● Exercise directions: Could you print every record below exactly as it appears?

Data records
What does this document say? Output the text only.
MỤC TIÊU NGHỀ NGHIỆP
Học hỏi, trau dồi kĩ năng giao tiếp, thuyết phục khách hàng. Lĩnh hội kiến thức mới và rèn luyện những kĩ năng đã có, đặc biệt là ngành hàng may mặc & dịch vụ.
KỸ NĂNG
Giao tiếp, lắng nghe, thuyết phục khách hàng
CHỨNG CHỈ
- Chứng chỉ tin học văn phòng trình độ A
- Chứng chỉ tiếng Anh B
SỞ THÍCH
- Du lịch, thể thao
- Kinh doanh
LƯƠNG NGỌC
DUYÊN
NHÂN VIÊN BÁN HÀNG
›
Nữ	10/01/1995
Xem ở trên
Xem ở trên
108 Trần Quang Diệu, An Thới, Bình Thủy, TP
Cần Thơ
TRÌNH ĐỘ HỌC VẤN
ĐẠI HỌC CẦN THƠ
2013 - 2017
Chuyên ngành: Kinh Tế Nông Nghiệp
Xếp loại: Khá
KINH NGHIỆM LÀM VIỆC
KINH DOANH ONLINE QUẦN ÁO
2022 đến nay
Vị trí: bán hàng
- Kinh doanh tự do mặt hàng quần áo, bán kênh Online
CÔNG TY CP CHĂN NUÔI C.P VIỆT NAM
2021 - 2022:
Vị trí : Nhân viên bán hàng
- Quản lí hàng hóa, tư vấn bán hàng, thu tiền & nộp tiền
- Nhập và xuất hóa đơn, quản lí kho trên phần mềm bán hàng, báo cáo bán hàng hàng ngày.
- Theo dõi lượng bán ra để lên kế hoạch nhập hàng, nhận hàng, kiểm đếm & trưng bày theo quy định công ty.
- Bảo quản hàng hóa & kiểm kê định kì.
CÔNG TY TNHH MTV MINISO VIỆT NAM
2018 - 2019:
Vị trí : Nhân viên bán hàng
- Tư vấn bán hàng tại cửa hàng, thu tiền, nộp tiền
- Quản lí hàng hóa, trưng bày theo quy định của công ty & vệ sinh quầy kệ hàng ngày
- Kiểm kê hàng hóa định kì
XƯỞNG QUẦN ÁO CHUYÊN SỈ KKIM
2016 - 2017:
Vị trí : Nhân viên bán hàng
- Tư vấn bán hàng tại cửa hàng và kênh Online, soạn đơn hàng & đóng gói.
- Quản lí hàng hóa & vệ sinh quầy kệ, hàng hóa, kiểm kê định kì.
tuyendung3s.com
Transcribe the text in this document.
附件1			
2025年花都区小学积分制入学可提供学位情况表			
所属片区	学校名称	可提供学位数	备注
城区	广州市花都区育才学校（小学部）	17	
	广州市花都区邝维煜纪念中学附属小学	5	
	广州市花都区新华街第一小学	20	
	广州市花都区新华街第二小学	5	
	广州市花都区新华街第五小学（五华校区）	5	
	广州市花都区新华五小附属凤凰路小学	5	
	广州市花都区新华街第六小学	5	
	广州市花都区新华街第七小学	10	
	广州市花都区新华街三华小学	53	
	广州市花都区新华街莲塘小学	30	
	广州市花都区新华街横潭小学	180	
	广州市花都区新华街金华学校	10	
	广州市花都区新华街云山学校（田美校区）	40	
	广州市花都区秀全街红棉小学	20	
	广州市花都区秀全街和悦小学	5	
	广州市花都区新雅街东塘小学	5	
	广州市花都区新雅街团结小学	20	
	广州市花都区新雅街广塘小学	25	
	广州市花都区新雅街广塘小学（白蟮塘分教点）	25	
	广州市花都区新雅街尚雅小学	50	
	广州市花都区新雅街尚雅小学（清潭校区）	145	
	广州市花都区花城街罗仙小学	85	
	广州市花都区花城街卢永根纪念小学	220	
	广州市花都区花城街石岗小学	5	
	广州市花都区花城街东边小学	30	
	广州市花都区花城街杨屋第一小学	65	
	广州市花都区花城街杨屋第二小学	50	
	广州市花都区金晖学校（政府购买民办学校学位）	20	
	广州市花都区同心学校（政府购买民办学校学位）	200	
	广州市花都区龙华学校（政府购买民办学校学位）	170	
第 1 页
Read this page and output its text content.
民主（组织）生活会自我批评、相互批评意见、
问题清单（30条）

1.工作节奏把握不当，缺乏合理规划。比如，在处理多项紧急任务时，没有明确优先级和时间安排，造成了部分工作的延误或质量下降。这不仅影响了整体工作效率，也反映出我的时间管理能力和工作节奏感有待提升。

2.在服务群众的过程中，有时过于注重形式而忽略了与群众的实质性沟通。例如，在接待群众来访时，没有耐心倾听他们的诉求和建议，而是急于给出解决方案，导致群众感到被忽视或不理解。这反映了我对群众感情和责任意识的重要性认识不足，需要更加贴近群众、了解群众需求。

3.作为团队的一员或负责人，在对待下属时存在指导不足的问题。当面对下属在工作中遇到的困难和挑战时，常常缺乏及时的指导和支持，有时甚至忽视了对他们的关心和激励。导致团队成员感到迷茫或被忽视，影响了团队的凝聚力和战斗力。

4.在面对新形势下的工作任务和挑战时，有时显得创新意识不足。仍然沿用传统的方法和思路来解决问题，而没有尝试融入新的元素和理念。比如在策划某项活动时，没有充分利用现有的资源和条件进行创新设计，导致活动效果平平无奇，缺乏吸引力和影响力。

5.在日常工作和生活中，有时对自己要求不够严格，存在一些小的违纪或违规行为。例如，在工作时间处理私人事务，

● Solution for this task:
What does this document say? Output the text only.
MỤC TIÊU NGHỀ NGHIỆP
Học hỏi, trau dồi kĩ năng giao tiếp, thuyết phục khách hàng. Lĩnh hội kiến thức mới và rèn luyện những kĩ năng đã có, đặc biệt là ngành hàng may mặc & dịch vụ.
KỸ NĂNG
Giao tiếp, lắng nghe, thuyết phục khách hàng
CHỨNG CHỈ
- Chứng chỉ tin học văn phòng trình độ A
- Chứng chỉ tiếng Anh B
SỞ THÍCH
- Du lịch, thể thao
- Kinh doanh
LƯƠNG NGỌC
DUYÊN
NHÂN VIÊN BÁN HÀNG
›
Nữ	10/01/1995
Xem ở trên
Xem ở trên
108 Trần Quang Diệu, An Thới, Bình Thủy, TP
Cần Thơ
TRÌNH ĐỘ HỌC VẤN
ĐẠI HỌC CẦN THƠ
2013 - 2017
Chuyên ngành: Kinh Tế Nông Nghiệp
Xếp loại: Khá
KINH NGHIỆM LÀM VIỆC
KINH DOANH ONLINE QUẦN ÁO
2022 đến nay
Vị trí: bán hàng
- Kinh doanh tự do mặt hàng quần áo, bán kênh Online
CÔNG TY CP CHĂN NUÔI C.P VIỆT NAM
2021 - 2022:
Vị trí : Nhân viên bán hàng
- Quản lí hàng hóa, tư vấn bán hàng, thu tiền & nộp tiền
- Nhập và xuất hóa đơn, quản lí kho trên phần mềm bán hàng, báo cáo bán hàng hàng ngày.
- Theo dõi lượng bán ra để lên kế hoạch nhập hàng, nhận hàng, kiểm đếm & trưng bày theo quy định công ty.
- Bảo quản hàng hóa & kiểm kê định kì.
CÔNG TY TNHH MTV MINISO VIỆT NAM
2018 - 2019:
Vị trí : Nhân viên bán hàng
- Tư vấn bán hàng tại cửa hàng, thu tiền, nộp tiền
- Quản lí hàng hóa, trưng bày theo quy định của công ty & vệ sinh quầy kệ hàng ngày
- Kiểm kê hàng hóa định kì
XƯỞNG QUẦN ÁO CHUYÊN SỈ KKIM
2016 - 2017:
Vị trí : Nhân viên bán hàng
- Tư vấn bán hàng tại cửa hàng và kênh Online, soạn đơn hàng & đóng gói.
- Quản lí hàng hóa & vệ sinh quầy kệ, hàng hóa, kiểm kê định kì.
tuyendung3s.com
Transcribe the text in this document.
附件1			
2025年花都区小学积分制入学可提供学位情况表			
所属片区	学校名称	可提供学位数	备注
城区	广州市花都区育才学校（小学部）	17	
	广州市花都区邝维煜纪念中学附属小学	5	
	广州市花都区新华街第一小学	20	
	广州市花都区新华街第二小学	5	
	广州市花都区新华街第五小学（五华校区）	5	
	广州市花都区新华五小附属凤凰路小学	5	
	广州市花都区新华街第六小学	5	
	广州市花都区新华街第七小学	10	
	广州市花都区新华街三华小学	53	
	广州市花都区新华街莲塘小学	30	
	广州市花都区新华街横潭小学	180	
	广州市花都区新华街金华学校	10	
	广州市花都区新华街云山学校（田美校区）	40	
	广州市花都区秀全街红棉小学	20	
	广州市花都区秀全街和悦小学	5	
	广州市花都区新雅街东塘小学	5	
	广州市花都区新雅街团结小学	20	
	广州市花都区新雅街广塘小学	25	
	广州市花都区新雅街广塘小学（白蟮塘分教点）	25	
	广州市花都区新雅街尚雅小学	50	
	广州市花都区新雅街尚雅小学（清潭校区）	145	
	广州市花都区花城街罗仙小学	85	
	广州市花都区花城街卢永根纪念小学	220	
	广州市花都区花城街石岗小学	5	
	广州市花都区花城街东边小学	30	
	广州市花都区花城街杨屋第一小学	65	
	广州市花都区花城街杨屋第二小学	50	
	广州市花都区金晖学校（政府购买民办学校学位）	20	
	广州市花都区同心学校（政府购买民办学校学位）	200	
	广州市花都区龙华学校（政府购买民办学校学位）	170	
第 1 页
Read this page and output its text content.
民主（组织）生活会自我批评、相互批评意见、
问题清单（30条）

1.工作节奏把握不当，缺乏合理规划。比如，在处理多项紧急任务时，没有明确优先级和时间安排，造成了部分工作的延误或质量下降。这不仅影响了整体工作效率，也反映出我的时间管理能力和工作节奏感有待提升。

2.在服务群众的过程中，有时过于注重形式而忽略了与群众的实质性沟通。例如，在接待群众来访时，没有耐心倾听他们的诉求和建议，而是急于给出解决方案，导致群众感到被忽视或不理解。这反映了我对群众感情和责任意识的重要性认识不足，需要更加贴近群众、了解群众需求。

3.作为团队的一员或负责人，在对待下属时存在指导不足的问题。当面对下属在工作中遇到的困难和挑战时，常常缺乏及时的指导和支持，有时甚至忽视了对他们的关心和激励。导致团队成员感到迷茫或被忽视，影响了团队的凝聚力和战斗力。

4.在面对新形势下的工作任务和挑战时，有时显得创新意识不足。仍然沿用传统的方法和思路来解决问题，而没有尝试融入新的元素和理念。比如在策划某项活动时，没有充分利用现有的资源和条件进行创新设计，导致活动效果平平无奇，缺乏吸引力和影响力。

5.在日常工作和生活中，有时对自己要求不够严格，存在一些小的违纪或违规行为。例如，在工作时间处理私人事务，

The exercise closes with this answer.